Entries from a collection
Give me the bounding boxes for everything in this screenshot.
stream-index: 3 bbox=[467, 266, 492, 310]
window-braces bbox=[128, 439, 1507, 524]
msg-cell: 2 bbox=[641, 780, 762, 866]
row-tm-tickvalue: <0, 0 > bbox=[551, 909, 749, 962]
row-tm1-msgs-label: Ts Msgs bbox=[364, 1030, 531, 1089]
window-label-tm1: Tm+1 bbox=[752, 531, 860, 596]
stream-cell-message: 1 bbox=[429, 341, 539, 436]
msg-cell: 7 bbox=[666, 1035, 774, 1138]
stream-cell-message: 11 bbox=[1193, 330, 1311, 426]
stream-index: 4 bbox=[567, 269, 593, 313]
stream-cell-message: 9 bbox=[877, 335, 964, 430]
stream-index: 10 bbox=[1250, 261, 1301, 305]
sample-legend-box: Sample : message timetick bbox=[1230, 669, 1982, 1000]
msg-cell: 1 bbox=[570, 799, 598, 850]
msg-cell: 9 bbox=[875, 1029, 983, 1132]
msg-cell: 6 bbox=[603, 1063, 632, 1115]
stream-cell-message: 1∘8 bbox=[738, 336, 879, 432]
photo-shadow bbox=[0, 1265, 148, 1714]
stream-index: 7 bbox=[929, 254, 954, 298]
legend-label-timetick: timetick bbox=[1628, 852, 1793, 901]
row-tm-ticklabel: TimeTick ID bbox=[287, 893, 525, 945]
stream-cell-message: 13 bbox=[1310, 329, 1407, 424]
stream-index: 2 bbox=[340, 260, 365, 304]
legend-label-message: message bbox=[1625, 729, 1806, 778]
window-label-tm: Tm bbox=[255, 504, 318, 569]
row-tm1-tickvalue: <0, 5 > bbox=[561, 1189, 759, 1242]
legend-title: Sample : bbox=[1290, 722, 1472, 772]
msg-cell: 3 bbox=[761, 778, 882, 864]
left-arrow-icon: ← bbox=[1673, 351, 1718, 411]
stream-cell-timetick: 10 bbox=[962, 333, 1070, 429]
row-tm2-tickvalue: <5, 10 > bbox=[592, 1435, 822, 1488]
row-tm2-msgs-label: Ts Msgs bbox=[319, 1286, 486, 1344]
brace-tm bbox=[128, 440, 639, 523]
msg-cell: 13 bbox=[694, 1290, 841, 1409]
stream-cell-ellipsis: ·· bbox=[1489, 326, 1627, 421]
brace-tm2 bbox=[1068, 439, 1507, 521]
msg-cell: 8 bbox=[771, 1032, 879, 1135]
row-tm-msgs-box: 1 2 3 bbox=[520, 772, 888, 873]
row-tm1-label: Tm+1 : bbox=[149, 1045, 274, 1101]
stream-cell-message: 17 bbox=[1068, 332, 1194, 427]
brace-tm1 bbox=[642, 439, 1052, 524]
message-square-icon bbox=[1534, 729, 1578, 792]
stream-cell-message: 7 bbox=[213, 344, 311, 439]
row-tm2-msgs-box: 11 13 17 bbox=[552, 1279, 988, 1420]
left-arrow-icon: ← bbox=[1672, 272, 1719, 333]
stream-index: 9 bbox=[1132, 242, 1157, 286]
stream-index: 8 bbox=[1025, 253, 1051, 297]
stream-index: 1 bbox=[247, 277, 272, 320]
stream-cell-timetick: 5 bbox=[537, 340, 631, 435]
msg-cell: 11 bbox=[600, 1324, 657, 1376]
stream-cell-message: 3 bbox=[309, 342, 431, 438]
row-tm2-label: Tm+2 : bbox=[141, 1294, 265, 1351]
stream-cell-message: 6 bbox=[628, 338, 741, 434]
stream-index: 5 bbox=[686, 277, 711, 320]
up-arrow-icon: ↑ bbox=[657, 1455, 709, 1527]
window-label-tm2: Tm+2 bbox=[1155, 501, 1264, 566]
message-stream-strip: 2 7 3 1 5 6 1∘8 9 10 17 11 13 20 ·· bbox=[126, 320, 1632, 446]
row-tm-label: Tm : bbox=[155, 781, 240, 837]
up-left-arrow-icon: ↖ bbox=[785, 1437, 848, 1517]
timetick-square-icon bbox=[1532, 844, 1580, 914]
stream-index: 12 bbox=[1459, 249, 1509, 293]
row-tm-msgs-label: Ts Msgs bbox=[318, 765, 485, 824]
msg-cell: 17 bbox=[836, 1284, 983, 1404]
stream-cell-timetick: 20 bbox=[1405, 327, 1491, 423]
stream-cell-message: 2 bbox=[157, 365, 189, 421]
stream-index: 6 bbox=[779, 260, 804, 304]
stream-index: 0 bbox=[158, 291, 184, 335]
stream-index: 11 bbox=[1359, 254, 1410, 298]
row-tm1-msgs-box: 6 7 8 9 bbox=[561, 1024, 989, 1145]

* _What is required_
Reproduce every line of the entries above without changing a single character.

* _Task solution_
Give me the bounding boxes for everything in this screenshot.
stream-index: 3 bbox=[467, 266, 492, 310]
window-braces bbox=[128, 439, 1507, 524]
msg-cell: 2 bbox=[641, 780, 762, 866]
row-tm-tickvalue: <0, 0 > bbox=[551, 909, 749, 962]
row-tm1-msgs-label: Ts Msgs bbox=[364, 1030, 531, 1089]
window-label-tm1: Tm+1 bbox=[752, 531, 860, 596]
stream-cell-message: 1 bbox=[429, 341, 539, 436]
msg-cell: 7 bbox=[666, 1035, 774, 1138]
stream-cell-message: 11 bbox=[1193, 330, 1311, 426]
stream-index: 4 bbox=[567, 269, 593, 313]
stream-cell-message: 9 bbox=[877, 335, 964, 430]
stream-index: 10 bbox=[1250, 261, 1301, 305]
sample-legend-box: Sample : message timetick bbox=[1230, 669, 1982, 1000]
msg-cell: 1 bbox=[570, 799, 598, 850]
msg-cell: 9 bbox=[875, 1029, 983, 1132]
msg-cell: 6 bbox=[603, 1063, 632, 1115]
stream-cell-message: 1∘8 bbox=[738, 336, 879, 432]
photo-shadow bbox=[0, 1265, 148, 1714]
stream-index: 7 bbox=[929, 254, 954, 298]
legend-label-timetick: timetick bbox=[1628, 852, 1793, 901]
row-tm-ticklabel: TimeTick ID bbox=[287, 893, 525, 945]
stream-cell-message: 13 bbox=[1310, 329, 1407, 424]
stream-index: 2 bbox=[340, 260, 365, 304]
legend-label-message: message bbox=[1625, 729, 1806, 778]
window-label-tm: Tm bbox=[255, 504, 318, 569]
row-tm1-tickvalue: <0, 5 > bbox=[561, 1189, 759, 1242]
legend-title: Sample : bbox=[1290, 722, 1472, 772]
msg-cell: 3 bbox=[761, 778, 882, 864]
left-arrow-icon: ← bbox=[1673, 351, 1718, 411]
stream-cell-timetick: 10 bbox=[962, 333, 1070, 429]
row-tm2-tickvalue: <5, 10 > bbox=[592, 1435, 822, 1488]
row-tm2-msgs-label: Ts Msgs bbox=[319, 1286, 486, 1344]
brace-tm bbox=[128, 440, 639, 523]
msg-cell: 13 bbox=[694, 1290, 841, 1409]
stream-cell-ellipsis: ·· bbox=[1489, 326, 1627, 421]
brace-tm2 bbox=[1068, 439, 1507, 521]
msg-cell: 8 bbox=[771, 1032, 879, 1135]
row-tm-msgs-box: 1 2 3 bbox=[520, 772, 888, 873]
row-tm1-label: Tm+1 : bbox=[149, 1045, 274, 1101]
stream-cell-message: 17 bbox=[1068, 332, 1194, 427]
brace-tm1 bbox=[642, 439, 1052, 524]
message-square-icon bbox=[1534, 729, 1578, 792]
stream-cell-message: 7 bbox=[213, 344, 311, 439]
row-tm2-msgs-box: 11 13 17 bbox=[552, 1279, 988, 1420]
left-arrow-icon: ← bbox=[1672, 272, 1719, 333]
stream-index: 9 bbox=[1132, 242, 1157, 286]
stream-index: 8 bbox=[1025, 253, 1051, 297]
stream-index: 1 bbox=[247, 277, 272, 320]
stream-cell-timetick: 5 bbox=[537, 340, 631, 435]
msg-cell: 11 bbox=[600, 1324, 657, 1376]
stream-cell-message: 3 bbox=[309, 342, 431, 438]
row-tm2-label: Tm+2 : bbox=[141, 1294, 265, 1351]
stream-cell-message: 6 bbox=[628, 338, 741, 434]
stream-index: 5 bbox=[686, 277, 711, 320]
up-arrow-icon: ↑ bbox=[657, 1455, 709, 1527]
window-label-tm2: Tm+2 bbox=[1155, 501, 1264, 566]
message-stream-strip: 2 7 3 1 5 6 1∘8 9 10 17 11 13 20 ·· bbox=[126, 320, 1632, 446]
row-tm-label: Tm : bbox=[155, 781, 240, 837]
up-left-arrow-icon: ↖ bbox=[785, 1437, 848, 1517]
timetick-square-icon bbox=[1532, 844, 1580, 914]
stream-index: 12 bbox=[1459, 249, 1509, 293]
row-tm-msgs-label: Ts Msgs bbox=[318, 765, 485, 824]
msg-cell: 17 bbox=[836, 1284, 983, 1404]
stream-cell-timetick: 20 bbox=[1405, 327, 1491, 423]
stream-cell-message: 2 bbox=[157, 365, 189, 421]
stream-index: 6 bbox=[779, 260, 804, 304]
stream-index: 0 bbox=[158, 291, 184, 335]
stream-index: 11 bbox=[1359, 254, 1410, 298]
row-tm1-msgs-box: 6 7 8 9 bbox=[561, 1024, 989, 1145]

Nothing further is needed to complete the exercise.